## Work to be completed
Exact reproduction is required for all entries.

## Provided data
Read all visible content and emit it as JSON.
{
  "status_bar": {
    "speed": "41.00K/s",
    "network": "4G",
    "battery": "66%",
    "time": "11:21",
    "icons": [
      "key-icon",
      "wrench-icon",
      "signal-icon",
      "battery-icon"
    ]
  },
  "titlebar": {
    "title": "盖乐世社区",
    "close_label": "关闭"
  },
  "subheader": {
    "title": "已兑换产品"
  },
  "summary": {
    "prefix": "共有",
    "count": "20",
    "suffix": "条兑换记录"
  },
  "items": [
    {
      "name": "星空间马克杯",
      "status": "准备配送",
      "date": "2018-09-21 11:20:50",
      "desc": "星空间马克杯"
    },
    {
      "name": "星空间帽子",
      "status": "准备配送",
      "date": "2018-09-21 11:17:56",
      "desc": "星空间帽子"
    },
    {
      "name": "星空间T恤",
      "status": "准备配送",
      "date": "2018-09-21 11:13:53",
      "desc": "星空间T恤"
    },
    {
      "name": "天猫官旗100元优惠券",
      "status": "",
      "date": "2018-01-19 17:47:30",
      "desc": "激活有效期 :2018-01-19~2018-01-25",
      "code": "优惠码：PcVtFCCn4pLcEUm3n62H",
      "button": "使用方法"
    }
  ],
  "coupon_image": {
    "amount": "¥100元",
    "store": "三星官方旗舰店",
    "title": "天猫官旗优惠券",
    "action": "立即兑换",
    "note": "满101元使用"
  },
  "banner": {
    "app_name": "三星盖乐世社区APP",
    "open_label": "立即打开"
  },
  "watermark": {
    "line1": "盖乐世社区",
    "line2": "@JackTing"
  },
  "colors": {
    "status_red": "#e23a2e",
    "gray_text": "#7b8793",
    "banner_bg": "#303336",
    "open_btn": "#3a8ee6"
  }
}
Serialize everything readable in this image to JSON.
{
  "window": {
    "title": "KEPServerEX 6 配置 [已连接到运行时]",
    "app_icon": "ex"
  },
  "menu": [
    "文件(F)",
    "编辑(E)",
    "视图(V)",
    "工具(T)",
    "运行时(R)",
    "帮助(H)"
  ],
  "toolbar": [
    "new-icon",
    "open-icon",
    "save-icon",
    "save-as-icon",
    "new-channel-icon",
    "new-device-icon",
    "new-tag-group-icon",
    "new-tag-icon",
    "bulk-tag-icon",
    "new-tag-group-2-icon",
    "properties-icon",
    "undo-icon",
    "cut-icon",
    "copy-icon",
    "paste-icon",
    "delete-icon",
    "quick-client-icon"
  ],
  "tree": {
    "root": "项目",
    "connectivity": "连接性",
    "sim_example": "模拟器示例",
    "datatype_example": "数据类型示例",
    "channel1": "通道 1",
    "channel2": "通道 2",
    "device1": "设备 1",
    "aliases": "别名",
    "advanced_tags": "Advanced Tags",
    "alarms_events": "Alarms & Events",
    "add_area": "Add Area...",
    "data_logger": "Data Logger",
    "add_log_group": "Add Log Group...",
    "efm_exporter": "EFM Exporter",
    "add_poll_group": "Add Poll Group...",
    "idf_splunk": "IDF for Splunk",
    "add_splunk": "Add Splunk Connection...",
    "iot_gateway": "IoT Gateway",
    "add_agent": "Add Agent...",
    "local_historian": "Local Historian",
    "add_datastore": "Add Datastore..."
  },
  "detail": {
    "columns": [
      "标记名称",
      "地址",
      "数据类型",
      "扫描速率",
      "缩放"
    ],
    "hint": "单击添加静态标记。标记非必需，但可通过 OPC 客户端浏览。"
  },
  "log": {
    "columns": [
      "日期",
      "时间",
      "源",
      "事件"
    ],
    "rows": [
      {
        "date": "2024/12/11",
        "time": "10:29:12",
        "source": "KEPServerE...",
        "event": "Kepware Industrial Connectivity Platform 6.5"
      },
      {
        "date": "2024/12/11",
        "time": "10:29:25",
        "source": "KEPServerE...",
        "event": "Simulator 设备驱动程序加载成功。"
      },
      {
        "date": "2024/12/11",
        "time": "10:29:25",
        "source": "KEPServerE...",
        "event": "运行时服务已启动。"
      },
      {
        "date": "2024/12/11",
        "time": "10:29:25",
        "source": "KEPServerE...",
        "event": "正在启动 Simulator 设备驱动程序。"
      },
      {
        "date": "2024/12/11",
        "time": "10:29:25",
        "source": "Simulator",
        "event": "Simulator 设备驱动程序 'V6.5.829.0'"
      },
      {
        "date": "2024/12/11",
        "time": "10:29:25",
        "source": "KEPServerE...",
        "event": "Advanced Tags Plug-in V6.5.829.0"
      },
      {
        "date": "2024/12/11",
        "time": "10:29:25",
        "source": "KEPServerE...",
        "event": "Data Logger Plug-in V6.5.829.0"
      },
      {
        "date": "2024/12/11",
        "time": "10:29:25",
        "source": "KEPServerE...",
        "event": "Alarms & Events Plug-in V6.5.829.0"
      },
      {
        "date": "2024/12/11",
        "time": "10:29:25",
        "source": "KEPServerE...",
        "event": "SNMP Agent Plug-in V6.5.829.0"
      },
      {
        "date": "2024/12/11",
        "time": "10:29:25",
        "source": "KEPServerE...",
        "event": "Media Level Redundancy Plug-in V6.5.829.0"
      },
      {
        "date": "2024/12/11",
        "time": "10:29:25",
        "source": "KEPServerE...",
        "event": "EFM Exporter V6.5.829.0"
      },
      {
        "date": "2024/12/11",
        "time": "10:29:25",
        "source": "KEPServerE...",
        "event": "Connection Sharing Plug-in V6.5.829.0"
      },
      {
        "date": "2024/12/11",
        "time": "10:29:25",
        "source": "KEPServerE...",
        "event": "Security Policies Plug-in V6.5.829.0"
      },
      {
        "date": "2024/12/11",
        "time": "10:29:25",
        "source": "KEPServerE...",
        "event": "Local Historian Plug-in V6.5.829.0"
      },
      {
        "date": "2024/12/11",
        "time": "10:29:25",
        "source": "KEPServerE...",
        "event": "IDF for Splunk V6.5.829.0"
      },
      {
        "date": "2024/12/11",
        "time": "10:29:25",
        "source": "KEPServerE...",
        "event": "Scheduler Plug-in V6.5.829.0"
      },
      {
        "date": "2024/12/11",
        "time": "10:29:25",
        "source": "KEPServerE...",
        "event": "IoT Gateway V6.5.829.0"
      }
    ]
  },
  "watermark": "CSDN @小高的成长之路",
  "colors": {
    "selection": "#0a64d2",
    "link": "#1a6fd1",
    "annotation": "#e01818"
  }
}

## Result of this exercise
Read all visible content and emit it as JSON.
{
  "status_bar": {
    "speed": "41.00K/s",
    "network": "4G",
    "battery": "66%",
    "time": "11:21",
    "icons": [
      "key-icon",
      "wrench-icon",
      "signal-icon",
      "battery-icon"
    ]
  },
  "titlebar": {
    "title": "盖乐世社区",
    "close_label": "关闭"
  },
  "subheader": {
    "title": "已兑换产品"
  },
  "summary": {
    "prefix": "共有",
    "count": "20",
    "suffix": "条兑换记录"
  },
  "items": [
    {
      "name": "星空间马克杯",
      "status": "准备配送",
      "date": "2018-09-21 11:20:50",
      "desc": "星空间马克杯"
    },
    {
      "name": "星空间帽子",
      "status": "准备配送",
      "date": "2018-09-21 11:17:56",
      "desc": "星空间帽子"
    },
    {
      "name": "星空间T恤",
      "status": "准备配送",
      "date": "2018-09-21 11:13:53",
      "desc": "星空间T恤"
    },
    {
      "name": "天猫官旗100元优惠券",
      "status": "",
      "date": "2018-01-19 17:47:30",
      "desc": "激活有效期 :2018-01-19~2018-01-25",
      "code": "优惠码：PcVtFCCn4pLcEUm3n62H",
      "button": "使用方法"
    }
  ],
  "coupon_image": {
    "amount": "¥100元",
    "store": "三星官方旗舰店",
    "title": "天猫官旗优惠券",
    "action": "立即兑换",
    "note": "满101元使用"
  },
  "banner": {
    "app_name": "三星盖乐世社区APP",
    "open_label": "立即打开"
  },
  "watermark": {
    "line1": "盖乐世社区",
    "line2": "@JackTing"
  },
  "colors": {
    "status_red": "#e23a2e",
    "gray_text": "#7b8793",
    "banner_bg": "#303336",
    "open_btn": "#3a8ee6"
  }
}
Serialize everything readable in this image to JSON.
{
  "window": {
    "title": "KEPServerEX 6 配置 [已连接到运行时]",
    "app_icon": "ex"
  },
  "menu": [
    "文件(F)",
    "编辑(E)",
    "视图(V)",
    "工具(T)",
    "运行时(R)",
    "帮助(H)"
  ],
  "toolbar": [
    "new-icon",
    "open-icon",
    "save-icon",
    "save-as-icon",
    "new-channel-icon",
    "new-device-icon",
    "new-tag-group-icon",
    "new-tag-icon",
    "bulk-tag-icon",
    "new-tag-group-2-icon",
    "properties-icon",
    "undo-icon",
    "cut-icon",
    "copy-icon",
    "paste-icon",
    "delete-icon",
    "quick-client-icon"
  ],
  "tree": {
    "root": "项目",
    "connectivity": "连接性",
    "sim_example": "模拟器示例",
    "datatype_example": "数据类型示例",
    "channel1": "通道 1",
    "channel2": "通道 2",
    "device1": "设备 1",
    "aliases": "别名",
    "advanced_tags": "Advanced Tags",
    "alarms_events": "Alarms & Events",
    "add_area": "Add Area...",
    "data_logger": "Data Logger",
    "add_log_group": "Add Log Group...",
    "efm_exporter": "EFM Exporter",
    "add_poll_group": "Add Poll Group...",
    "idf_splunk": "IDF for Splunk",
    "add_splunk": "Add Splunk Connection...",
    "iot_gateway": "IoT Gateway",
    "add_agent": "Add Agent...",
    "local_historian": "Local Historian",
    "add_datastore": "Add Datastore..."
  },
  "detail": {
    "columns": [
      "标记名称",
      "地址",
      "数据类型",
      "扫描速率",
      "缩放"
    ],
    "hint": "单击添加静态标记。标记非必需，但可通过 OPC 客户端浏览。"
  },
  "log": {
    "columns": [
      "日期",
      "时间",
      "源",
      "事件"
    ],
    "rows": [
      {
        "date": "2024/12/11",
        "time": "10:29:12",
        "source": "KEPServerE...",
        "event": "Kepware Industrial Connectivity Platform 6.5"
      },
      {
        "date": "2024/12/11",
        "time": "10:29:25",
        "source": "KEPServerE...",
        "event": "Simulator 设备驱动程序加载成功。"
      },
      {
        "date": "2024/12/11",
        "time": "10:29:25",
        "source": "KEPServerE...",
        "event": "运行时服务已启动。"
      },
      {
        "date": "2024/12/11",
        "time": "10:29:25",
        "source": "KEPServerE...",
        "event": "正在启动 Simulator 设备驱动程序。"
      },
      {
        "date": "2024/12/11",
        "time": "10:29:25",
        "source": "Simulator",
        "event": "Simulator 设备驱动程序 'V6.5.829.0'"
      },
      {
        "date": "2024/12/11",
        "time": "10:29:25",
        "source": "KEPServerE...",
        "event": "Advanced Tags Plug-in V6.5.829.0"
      },
      {
        "date": "2024/12/11",
        "time": "10:29:25",
        "source": "KEPServerE...",
        "event": "Data Logger Plug-in V6.5.829.0"
      },
      {
        "date": "2024/12/11",
        "time": "10:29:25",
        "source": "KEPServerE...",
        "event": "Alarms & Events Plug-in V6.5.829.0"
      },
      {
        "date": "2024/12/11",
        "time": "10:29:25",
        "source": "KEPServerE...",
        "event": "SNMP Agent Plug-in V6.5.829.0"
      },
      {
        "date": "2024/12/11",
        "time": "10:29:25",
        "source": "KEPServerE...",
        "event": "Media Level Redundancy Plug-in V6.5.829.0"
      },
      {
        "date": "2024/12/11",
        "time": "10:29:25",
        "source": "KEPServerE...",
        "event": "EFM Exporter V6.5.829.0"
      },
      {
        "date": "2024/12/11",
        "time": "10:29:25",
        "source": "KEPServerE...",
        "event": "Connection Sharing Plug-in V6.5.829.0"
      },
      {
        "date": "2024/12/11",
        "time": "10:29:25",
        "source": "KEPServerE...",
        "event": "Security Policies Plug-in V6.5.829.0"
      },
      {
        "date": "2024/12/11",
        "time": "10:29:25",
        "source": "KEPServerE...",
        "event": "Local Historian Plug-in V6.5.829.0"
      },
      {
        "date": "2024/12/11",
        "time": "10:29:25",
        "source": "KEPServerE...",
        "event": "IDF for Splunk V6.5.829.0"
      },
      {
        "date": "2024/12/11",
        "time": "10:29:25",
        "source": "KEPServerE...",
        "event": "Scheduler Plug-in V6.5.829.0"
      },
      {
        "date": "2024/12/11",
        "time": "10:29:25",
        "source": "KEPServerE...",
        "event": "IoT Gateway V6.5.829.0"
      }
    ]
  },
  "watermark": "CSDN @小高的成长之路",
  "colors": {
    "selection": "#0a64d2",
    "link": "#1a6fd1",
    "annotation": "#e01818"
  }
}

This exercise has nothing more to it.